» Directive
Report only how many lines of the entries below contain the string "Give".

[Entries with figure data]
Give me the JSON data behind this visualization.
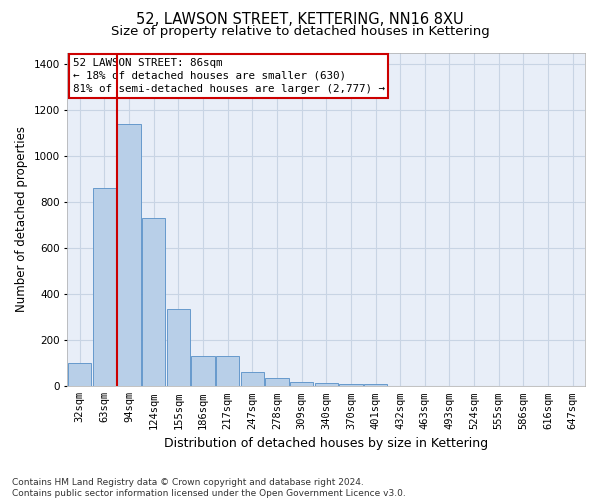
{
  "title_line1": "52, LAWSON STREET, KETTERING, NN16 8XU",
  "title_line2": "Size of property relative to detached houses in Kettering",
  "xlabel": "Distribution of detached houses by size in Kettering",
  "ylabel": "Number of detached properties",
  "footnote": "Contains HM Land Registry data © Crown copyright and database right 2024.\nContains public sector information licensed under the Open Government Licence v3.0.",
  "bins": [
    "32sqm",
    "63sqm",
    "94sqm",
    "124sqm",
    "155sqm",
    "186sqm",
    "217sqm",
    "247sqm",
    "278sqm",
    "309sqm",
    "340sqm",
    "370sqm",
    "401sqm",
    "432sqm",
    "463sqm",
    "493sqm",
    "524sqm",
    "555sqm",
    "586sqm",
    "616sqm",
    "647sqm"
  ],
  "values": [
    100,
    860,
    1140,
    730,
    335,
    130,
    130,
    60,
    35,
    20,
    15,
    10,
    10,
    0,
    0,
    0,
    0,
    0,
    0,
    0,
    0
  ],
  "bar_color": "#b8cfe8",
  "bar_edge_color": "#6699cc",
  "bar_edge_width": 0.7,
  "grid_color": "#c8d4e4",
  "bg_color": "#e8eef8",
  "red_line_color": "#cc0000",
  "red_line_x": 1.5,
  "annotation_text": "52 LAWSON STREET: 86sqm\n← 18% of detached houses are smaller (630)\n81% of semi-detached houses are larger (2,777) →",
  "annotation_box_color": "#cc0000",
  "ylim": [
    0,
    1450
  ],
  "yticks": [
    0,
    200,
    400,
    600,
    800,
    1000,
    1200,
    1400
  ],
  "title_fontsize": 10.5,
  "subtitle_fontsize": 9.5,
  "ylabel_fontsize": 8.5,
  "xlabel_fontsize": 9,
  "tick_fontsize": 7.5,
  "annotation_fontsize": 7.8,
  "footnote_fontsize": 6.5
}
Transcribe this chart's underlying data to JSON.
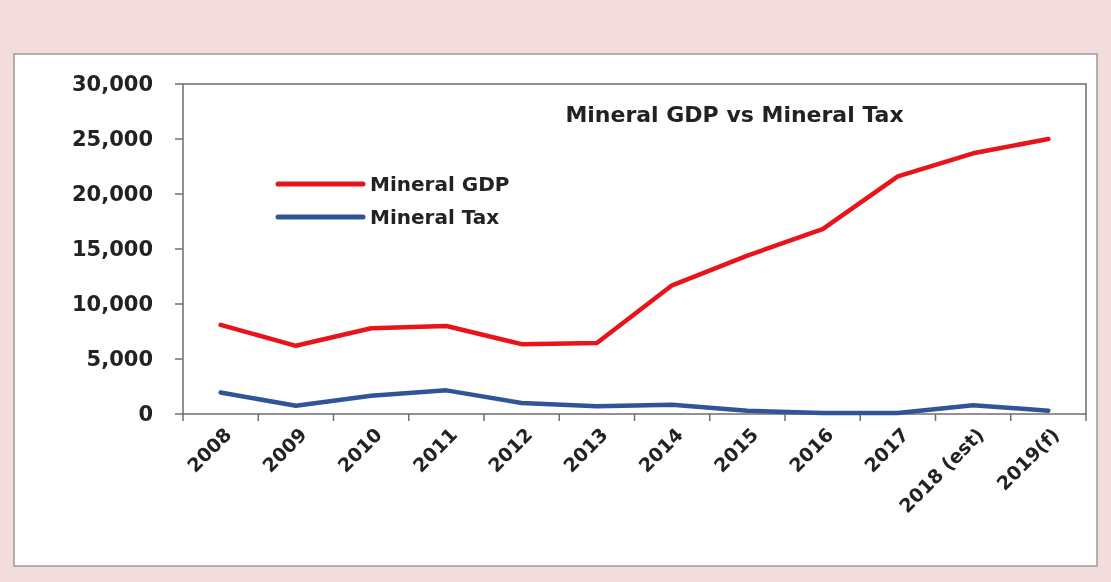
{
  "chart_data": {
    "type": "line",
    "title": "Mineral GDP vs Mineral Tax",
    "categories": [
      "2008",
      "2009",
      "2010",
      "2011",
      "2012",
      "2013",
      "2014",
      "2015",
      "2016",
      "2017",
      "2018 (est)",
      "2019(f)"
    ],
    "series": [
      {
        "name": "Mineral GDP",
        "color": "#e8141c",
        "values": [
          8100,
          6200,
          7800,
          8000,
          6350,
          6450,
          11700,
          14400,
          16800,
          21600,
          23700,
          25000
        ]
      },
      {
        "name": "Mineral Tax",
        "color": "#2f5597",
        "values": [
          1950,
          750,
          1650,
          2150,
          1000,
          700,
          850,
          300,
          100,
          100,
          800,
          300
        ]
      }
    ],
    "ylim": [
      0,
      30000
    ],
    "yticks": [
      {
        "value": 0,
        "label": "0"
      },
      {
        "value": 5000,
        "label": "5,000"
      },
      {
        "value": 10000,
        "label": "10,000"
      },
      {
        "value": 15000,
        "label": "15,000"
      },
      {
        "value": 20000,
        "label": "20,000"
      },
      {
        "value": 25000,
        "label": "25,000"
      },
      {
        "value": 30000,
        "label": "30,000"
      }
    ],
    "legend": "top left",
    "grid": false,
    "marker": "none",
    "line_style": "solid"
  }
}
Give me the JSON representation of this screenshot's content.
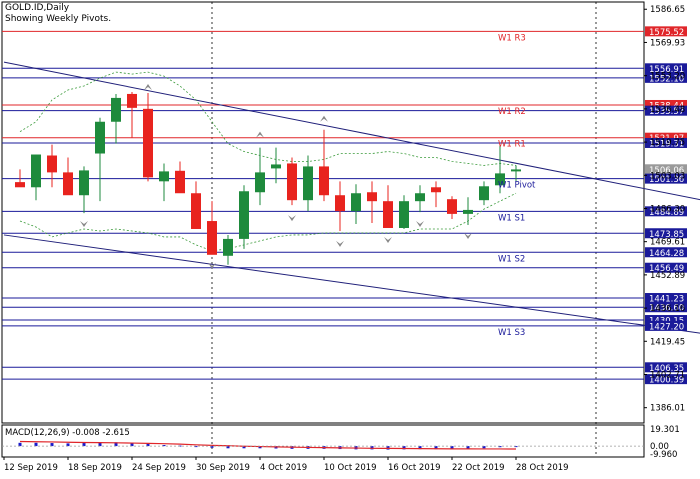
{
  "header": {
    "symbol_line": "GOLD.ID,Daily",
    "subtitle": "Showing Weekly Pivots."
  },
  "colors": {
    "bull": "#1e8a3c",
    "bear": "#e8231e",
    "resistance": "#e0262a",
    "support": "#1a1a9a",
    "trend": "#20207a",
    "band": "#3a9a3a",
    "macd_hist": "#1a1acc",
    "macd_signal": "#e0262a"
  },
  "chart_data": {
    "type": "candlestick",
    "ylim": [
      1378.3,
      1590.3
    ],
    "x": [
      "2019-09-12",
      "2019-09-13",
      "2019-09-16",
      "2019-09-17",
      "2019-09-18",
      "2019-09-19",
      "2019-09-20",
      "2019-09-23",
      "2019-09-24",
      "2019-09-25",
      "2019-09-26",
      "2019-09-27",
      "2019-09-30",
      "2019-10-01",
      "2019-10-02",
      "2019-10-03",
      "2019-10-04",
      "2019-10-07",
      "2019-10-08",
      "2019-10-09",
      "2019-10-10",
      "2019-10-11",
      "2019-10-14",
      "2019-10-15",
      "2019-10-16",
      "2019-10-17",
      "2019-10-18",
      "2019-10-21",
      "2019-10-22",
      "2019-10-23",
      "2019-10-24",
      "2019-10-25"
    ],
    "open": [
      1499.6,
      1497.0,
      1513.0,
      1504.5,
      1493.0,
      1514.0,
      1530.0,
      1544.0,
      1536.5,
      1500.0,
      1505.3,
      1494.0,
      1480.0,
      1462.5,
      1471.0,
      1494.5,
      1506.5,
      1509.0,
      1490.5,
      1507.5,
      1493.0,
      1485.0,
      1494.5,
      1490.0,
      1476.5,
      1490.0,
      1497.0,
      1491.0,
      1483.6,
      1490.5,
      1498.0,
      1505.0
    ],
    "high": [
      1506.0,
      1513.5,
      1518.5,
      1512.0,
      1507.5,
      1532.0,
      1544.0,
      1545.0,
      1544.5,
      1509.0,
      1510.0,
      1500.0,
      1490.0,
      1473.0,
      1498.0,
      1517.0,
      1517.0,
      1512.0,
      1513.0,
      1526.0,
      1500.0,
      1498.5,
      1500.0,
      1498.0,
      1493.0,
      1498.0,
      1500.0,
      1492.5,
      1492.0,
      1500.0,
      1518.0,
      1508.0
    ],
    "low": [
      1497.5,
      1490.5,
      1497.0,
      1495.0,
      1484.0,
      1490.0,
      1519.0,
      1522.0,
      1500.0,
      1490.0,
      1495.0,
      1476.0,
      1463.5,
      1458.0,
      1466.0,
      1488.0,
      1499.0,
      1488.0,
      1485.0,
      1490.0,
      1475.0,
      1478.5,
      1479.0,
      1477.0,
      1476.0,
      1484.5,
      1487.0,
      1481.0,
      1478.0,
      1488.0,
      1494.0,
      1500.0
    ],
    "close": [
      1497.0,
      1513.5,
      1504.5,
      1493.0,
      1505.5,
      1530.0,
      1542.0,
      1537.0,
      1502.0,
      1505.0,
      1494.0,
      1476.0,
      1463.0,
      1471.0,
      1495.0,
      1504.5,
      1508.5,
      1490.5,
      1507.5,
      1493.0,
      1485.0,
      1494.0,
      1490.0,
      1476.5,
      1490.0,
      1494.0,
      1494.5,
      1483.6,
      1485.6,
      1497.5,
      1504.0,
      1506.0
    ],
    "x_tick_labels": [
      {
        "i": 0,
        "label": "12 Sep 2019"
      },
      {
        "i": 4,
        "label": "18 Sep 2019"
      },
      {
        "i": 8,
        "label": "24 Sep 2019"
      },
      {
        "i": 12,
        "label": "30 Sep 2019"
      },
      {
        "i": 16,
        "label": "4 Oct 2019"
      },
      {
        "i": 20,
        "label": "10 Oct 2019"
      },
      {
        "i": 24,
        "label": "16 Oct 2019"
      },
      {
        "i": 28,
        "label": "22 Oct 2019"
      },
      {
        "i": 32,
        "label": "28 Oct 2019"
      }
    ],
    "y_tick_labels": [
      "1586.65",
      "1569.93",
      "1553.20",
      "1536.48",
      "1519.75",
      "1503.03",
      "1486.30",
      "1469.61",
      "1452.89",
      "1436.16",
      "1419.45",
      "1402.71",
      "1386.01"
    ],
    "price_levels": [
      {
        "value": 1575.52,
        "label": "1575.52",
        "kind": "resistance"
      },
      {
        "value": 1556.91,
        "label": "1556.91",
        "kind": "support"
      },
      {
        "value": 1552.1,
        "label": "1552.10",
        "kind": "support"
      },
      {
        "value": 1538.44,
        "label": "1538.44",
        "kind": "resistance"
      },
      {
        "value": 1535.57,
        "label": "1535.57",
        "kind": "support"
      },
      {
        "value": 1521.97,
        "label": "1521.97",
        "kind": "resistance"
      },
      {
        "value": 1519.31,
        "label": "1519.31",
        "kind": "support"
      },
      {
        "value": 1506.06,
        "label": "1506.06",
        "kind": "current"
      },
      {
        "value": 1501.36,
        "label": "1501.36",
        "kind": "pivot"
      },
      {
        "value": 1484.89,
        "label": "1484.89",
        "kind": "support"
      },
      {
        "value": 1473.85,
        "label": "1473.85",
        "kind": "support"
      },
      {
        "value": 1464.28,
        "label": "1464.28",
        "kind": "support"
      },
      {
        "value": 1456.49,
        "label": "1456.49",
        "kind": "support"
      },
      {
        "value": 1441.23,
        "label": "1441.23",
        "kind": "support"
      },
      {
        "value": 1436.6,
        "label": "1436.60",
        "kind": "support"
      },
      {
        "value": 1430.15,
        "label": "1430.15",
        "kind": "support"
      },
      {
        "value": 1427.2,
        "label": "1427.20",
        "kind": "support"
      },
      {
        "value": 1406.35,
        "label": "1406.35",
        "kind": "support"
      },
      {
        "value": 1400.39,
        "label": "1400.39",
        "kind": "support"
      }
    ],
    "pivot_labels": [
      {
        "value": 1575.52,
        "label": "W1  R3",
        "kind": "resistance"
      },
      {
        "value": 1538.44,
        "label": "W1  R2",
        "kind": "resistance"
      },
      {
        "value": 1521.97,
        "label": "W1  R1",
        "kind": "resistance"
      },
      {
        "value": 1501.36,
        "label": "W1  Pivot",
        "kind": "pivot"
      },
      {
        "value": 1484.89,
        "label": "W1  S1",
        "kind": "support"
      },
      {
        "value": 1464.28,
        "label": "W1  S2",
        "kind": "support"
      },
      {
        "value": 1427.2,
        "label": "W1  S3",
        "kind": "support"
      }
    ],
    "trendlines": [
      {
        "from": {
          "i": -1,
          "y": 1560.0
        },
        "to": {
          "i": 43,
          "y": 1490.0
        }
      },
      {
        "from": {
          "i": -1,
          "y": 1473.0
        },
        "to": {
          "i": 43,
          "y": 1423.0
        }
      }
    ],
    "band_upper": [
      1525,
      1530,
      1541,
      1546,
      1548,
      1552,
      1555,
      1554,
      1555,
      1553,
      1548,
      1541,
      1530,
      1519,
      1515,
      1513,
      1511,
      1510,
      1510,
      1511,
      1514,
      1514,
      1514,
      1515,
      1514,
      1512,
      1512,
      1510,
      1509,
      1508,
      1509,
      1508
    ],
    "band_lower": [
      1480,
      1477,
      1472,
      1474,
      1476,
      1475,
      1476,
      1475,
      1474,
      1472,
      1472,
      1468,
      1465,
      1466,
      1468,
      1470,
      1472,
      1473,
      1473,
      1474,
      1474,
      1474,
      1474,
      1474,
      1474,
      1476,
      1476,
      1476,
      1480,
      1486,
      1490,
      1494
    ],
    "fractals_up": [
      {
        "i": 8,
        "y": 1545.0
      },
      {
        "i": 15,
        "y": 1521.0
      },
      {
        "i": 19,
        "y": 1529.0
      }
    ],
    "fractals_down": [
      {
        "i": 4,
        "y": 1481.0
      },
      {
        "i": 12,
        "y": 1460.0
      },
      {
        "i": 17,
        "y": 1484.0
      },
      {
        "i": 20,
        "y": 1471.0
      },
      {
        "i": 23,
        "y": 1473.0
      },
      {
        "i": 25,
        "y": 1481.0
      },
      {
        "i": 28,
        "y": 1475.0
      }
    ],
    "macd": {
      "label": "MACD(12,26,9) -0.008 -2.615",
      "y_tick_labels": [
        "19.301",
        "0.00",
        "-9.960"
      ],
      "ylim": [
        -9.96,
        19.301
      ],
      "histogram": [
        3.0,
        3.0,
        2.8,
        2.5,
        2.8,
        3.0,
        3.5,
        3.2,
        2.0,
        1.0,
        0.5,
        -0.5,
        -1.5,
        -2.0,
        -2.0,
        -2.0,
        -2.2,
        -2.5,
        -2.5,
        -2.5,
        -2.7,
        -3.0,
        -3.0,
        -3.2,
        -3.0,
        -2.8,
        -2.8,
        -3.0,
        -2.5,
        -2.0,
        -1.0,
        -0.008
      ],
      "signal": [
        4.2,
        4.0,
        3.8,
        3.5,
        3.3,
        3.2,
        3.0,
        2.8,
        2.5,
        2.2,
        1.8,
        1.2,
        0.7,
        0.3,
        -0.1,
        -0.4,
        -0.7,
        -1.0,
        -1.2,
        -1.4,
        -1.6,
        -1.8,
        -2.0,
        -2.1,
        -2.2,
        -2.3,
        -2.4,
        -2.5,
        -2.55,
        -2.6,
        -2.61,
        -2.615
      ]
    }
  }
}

» Task solution
2